━━ Material supplied ━━

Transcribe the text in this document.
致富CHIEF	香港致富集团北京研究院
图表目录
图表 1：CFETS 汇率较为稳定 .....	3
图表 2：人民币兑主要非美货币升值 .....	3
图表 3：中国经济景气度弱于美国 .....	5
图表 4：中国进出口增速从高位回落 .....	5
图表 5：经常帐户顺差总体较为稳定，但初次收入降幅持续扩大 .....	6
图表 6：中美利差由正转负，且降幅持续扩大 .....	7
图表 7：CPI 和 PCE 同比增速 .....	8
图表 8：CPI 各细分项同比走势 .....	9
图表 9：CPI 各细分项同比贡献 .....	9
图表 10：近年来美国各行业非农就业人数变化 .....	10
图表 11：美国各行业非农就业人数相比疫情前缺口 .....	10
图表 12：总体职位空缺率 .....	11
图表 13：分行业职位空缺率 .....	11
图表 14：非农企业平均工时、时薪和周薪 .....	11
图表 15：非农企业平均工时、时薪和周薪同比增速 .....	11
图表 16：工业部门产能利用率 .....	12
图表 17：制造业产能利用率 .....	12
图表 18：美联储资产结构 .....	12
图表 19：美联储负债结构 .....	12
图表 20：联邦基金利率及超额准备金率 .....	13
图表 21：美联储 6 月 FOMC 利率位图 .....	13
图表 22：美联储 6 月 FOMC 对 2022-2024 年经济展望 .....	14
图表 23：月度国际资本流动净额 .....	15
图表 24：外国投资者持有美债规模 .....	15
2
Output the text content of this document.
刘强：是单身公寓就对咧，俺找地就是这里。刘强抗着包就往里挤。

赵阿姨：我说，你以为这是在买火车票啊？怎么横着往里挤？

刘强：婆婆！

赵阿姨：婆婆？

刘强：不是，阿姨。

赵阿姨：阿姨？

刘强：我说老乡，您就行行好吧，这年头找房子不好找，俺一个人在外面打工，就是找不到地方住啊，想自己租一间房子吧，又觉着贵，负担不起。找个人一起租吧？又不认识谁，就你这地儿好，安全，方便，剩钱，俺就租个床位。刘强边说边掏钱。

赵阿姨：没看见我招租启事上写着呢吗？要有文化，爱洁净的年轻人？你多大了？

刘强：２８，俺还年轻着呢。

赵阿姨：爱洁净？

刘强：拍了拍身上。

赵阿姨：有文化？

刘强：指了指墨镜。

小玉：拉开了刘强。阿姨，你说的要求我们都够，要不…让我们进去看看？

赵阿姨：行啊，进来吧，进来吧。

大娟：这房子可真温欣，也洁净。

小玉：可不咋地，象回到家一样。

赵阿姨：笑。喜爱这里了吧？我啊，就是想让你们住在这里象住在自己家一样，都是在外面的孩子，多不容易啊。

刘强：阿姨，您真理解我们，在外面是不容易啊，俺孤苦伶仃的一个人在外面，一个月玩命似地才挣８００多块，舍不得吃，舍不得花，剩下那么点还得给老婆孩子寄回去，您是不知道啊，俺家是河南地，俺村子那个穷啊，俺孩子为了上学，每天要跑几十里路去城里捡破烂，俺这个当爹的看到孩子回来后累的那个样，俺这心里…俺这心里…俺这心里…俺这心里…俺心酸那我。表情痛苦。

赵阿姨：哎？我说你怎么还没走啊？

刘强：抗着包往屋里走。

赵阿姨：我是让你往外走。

━━━

*Instructions for the task*
Copy each line of the data that contains the word "text".

*The completed task*
Transcribe the text in this document.
Output the text content of this document.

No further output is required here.